• _Stated task_:
Each entry below is to be written out exactly, and the pictures are to be left out.

• _Records about charts and figures_:
————————
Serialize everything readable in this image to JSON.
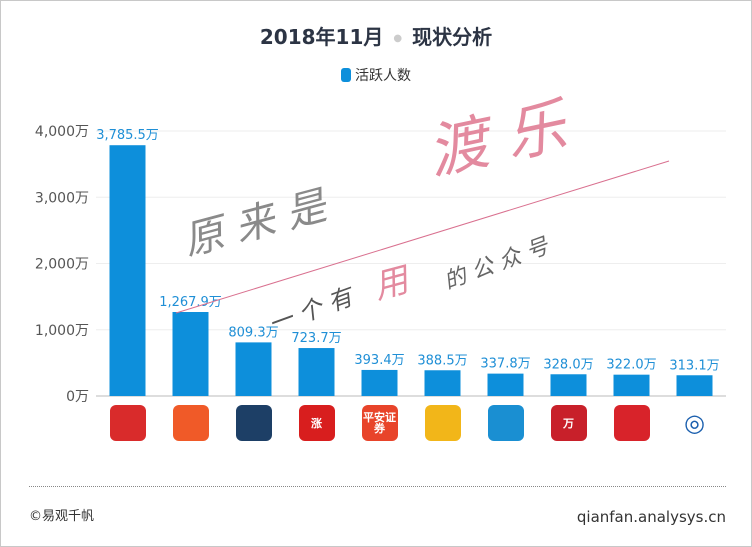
{
  "chart_data": {
    "type": "bar",
    "title": "2018年11月",
    "title_suffix": "现状分析",
    "legend": [
      {
        "name": "活跃人数",
        "color": "#0d8fdb"
      }
    ],
    "legend_placement": "top",
    "series": [
      {
        "name": "活跃人数",
        "values": [
          3785.5,
          1267.9,
          809.3,
          723.7,
          393.4,
          388.5,
          337.8,
          328.0,
          322.0,
          313.1
        ]
      }
    ],
    "data_labels": [
      "3,785.5万",
      "1,267.9万",
      "809.3万",
      "723.7万",
      "393.4万",
      "388.5万",
      "337.8万",
      "328.0万",
      "322.0万",
      "313.1万"
    ],
    "categories_icons": [
      "app-icon-red-bars",
      "app-icon-orange-wings",
      "app-icon-blue-chart",
      "app-icon-zhang",
      "app-icon-pingan",
      "app-icon-yellow",
      "app-icon-blue-g",
      "app-icon-red-square",
      "app-icon-citic",
      "app-icon-blue-circle"
    ],
    "icon_colors": [
      "#d92b2b",
      "#f05a28",
      "#1d3f66",
      "#d81e1e",
      "#e8442a",
      "#f2b619",
      "#1a8fd2",
      "#c8202a",
      "#d8232a",
      "#ffffff"
    ],
    "icon_texts": [
      "",
      "",
      "",
      "涨",
      "平安证券",
      "",
      "",
      "万",
      "",
      ""
    ],
    "yticks": [
      "0万",
      "1,000万",
      "2,000万",
      "3,000万",
      "4,000万"
    ],
    "ylim": [
      0,
      4000
    ],
    "grid": true,
    "bar_color": "#0d8fdb"
  },
  "watermark": {
    "line1": "原 来 是",
    "line1_pink": "渡 乐",
    "line2a": "一 个 有",
    "line2_pink": "用",
    "line2b": "的 公 众 号"
  },
  "footer": {
    "copyright": "©易观千帆",
    "site": "qianfan.analysys.cn"
  }
}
————————
• _Exercise result_:
Serialize everything readable in this image to JSON.
{
  "chart_data": {
    "type": "bar",
    "title": "2018年11月",
    "title_suffix": "现状分析",
    "legend": [
      {
        "name": "活跃人数",
        "color": "#0d8fdb"
      }
    ],
    "legend_placement": "top",
    "series": [
      {
        "name": "活跃人数",
        "values": [
          3785.5,
          1267.9,
          809.3,
          723.7,
          393.4,
          388.5,
          337.8,
          328.0,
          322.0,
          313.1
        ]
      }
    ],
    "data_labels": [
      "3,785.5万",
      "1,267.9万",
      "809.3万",
      "723.7万",
      "393.4万",
      "388.5万",
      "337.8万",
      "328.0万",
      "322.0万",
      "313.1万"
    ],
    "categories_icons": [
      "app-icon-red-bars",
      "app-icon-orange-wings",
      "app-icon-blue-chart",
      "app-icon-zhang",
      "app-icon-pingan",
      "app-icon-yellow",
      "app-icon-blue-g",
      "app-icon-red-square",
      "app-icon-citic",
      "app-icon-blue-circle"
    ],
    "icon_colors": [
      "#d92b2b",
      "#f05a28",
      "#1d3f66",
      "#d81e1e",
      "#e8442a",
      "#f2b619",
      "#1a8fd2",
      "#c8202a",
      "#d8232a",
      "#ffffff"
    ],
    "icon_texts": [
      "",
      "",
      "",
      "涨",
      "平安证券",
      "",
      "",
      "万",
      "",
      ""
    ],
    "yticks": [
      "0万",
      "1,000万",
      "2,000万",
      "3,000万",
      "4,000万"
    ],
    "ylim": [
      0,
      4000
    ],
    "grid": true,
    "bar_color": "#0d8fdb"
  },
  "watermark": {
    "line1": "原 来 是",
    "line1_pink": "渡 乐",
    "line2a": "一 个 有",
    "line2_pink": "用",
    "line2b": "的 公 众 号"
  },
  "footer": {
    "copyright": "©易观千帆",
    "site": "qianfan.analysys.cn"
  }
}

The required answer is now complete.